(Stored dataset items)
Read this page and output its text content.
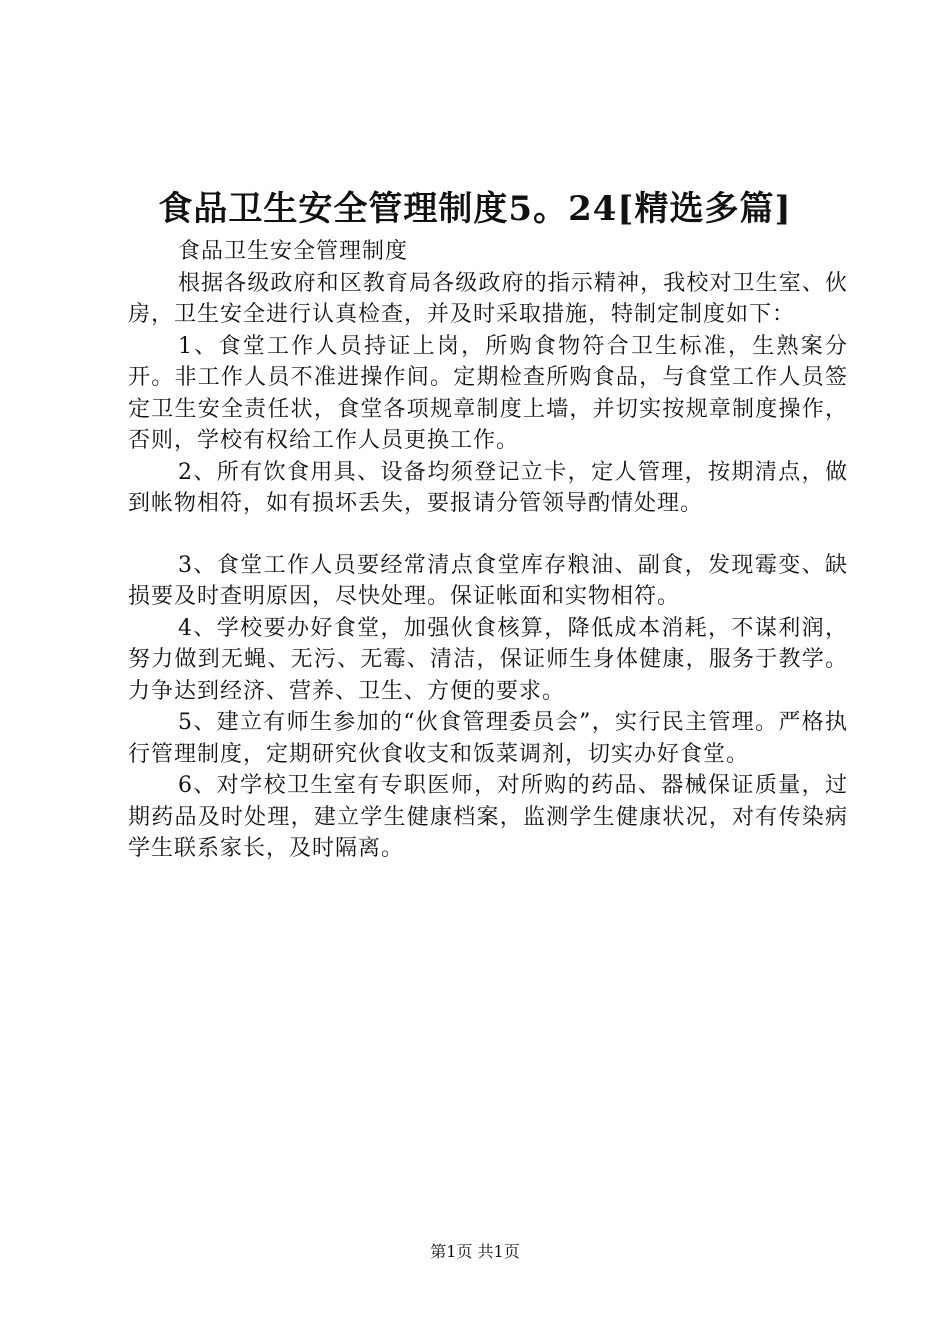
食品卫生安全管理制度5。24[精选多篇]

食品卫生安全管理制度

根据各级政府和区教育局各级政府的指示精神，我校对卫生室、伙房，卫生安全进行认真检查，并及时采取措施，特制定制度如下：

1、食堂工作人员持证上岗，所购食物符合卫生标准，生熟案分开。非工作人员不准进操作间。定期检查所购食品，与食堂工作人员签定卫生安全责任状，食堂各项规章制度上墙，并切实按规章制度操作，否则，学校有权给工作人员更换工作。

2、所有饮食用具、设备均须登记立卡，定人管理，按期清点，做到帐物相符，如有损坏丢失，要报请分管领导酌情处理。

3、食堂工作人员要经常清点食堂库存粮油、副食，发现霉变、缺损要及时查明原因，尽快处理。保证帐面和实物相符。

4、学校要办好食堂，加强伙食核算，降低成本消耗，不谋利润，努力做到无蝇、无污、无霉、清洁，保证师生身体健康，服务于教学。力争达到经济、营养、卫生、方便的要求。

5、建立有师生参加的“伙食管理委员会”，实行民主管理。严格执行管理制度，定期研究伙食收支和饭菜调剂，切实办好食堂。

6、对学校卫生室有专职医师，对所购的药品、器械保证质量，过期药品及时处理，建立学生健康档案，监测学生健康状况，对有传染病学生联系家长，及时隔离。

第1页 共1页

> GIVEN PROBLEM
Your copy should match the records word for word, with the pictures removed.

> RESPONSE
Read this page and output its text content.
食品卫生安全管理制度5。24[精选多篇]

食品卫生安全管理制度

根据各级政府和区教育局各级政府的指示精神，我校对卫生室、伙房，卫生安全进行认真检查，并及时采取措施，特制定制度如下：

1、食堂工作人员持证上岗，所购食物符合卫生标准，生熟案分开。非工作人员不准进操作间。定期检查所购食品，与食堂工作人员签定卫生安全责任状，食堂各项规章制度上墙，并切实按规章制度操作，否则，学校有权给工作人员更换工作。

2、所有饮食用具、设备均须登记立卡，定人管理，按期清点，做到帐物相符，如有损坏丢失，要报请分管领导酌情处理。

3、食堂工作人员要经常清点食堂库存粮油、副食，发现霉变、缺损要及时查明原因，尽快处理。保证帐面和实物相符。

4、学校要办好食堂，加强伙食核算，降低成本消耗，不谋利润，努力做到无蝇、无污、无霉、清洁，保证师生身体健康，服务于教学。力争达到经济、营养、卫生、方便的要求。

5、建立有师生参加的“伙食管理委员会”，实行民主管理。严格执行管理制度，定期研究伙食收支和饭菜调剂，切实办好食堂。

6、对学校卫生室有专职医师，对所购的药品、器械保证质量，过期药品及时处理，建立学生健康档案，监测学生健康状况，对有传染病学生联系家长，及时隔离。

第1页 共1页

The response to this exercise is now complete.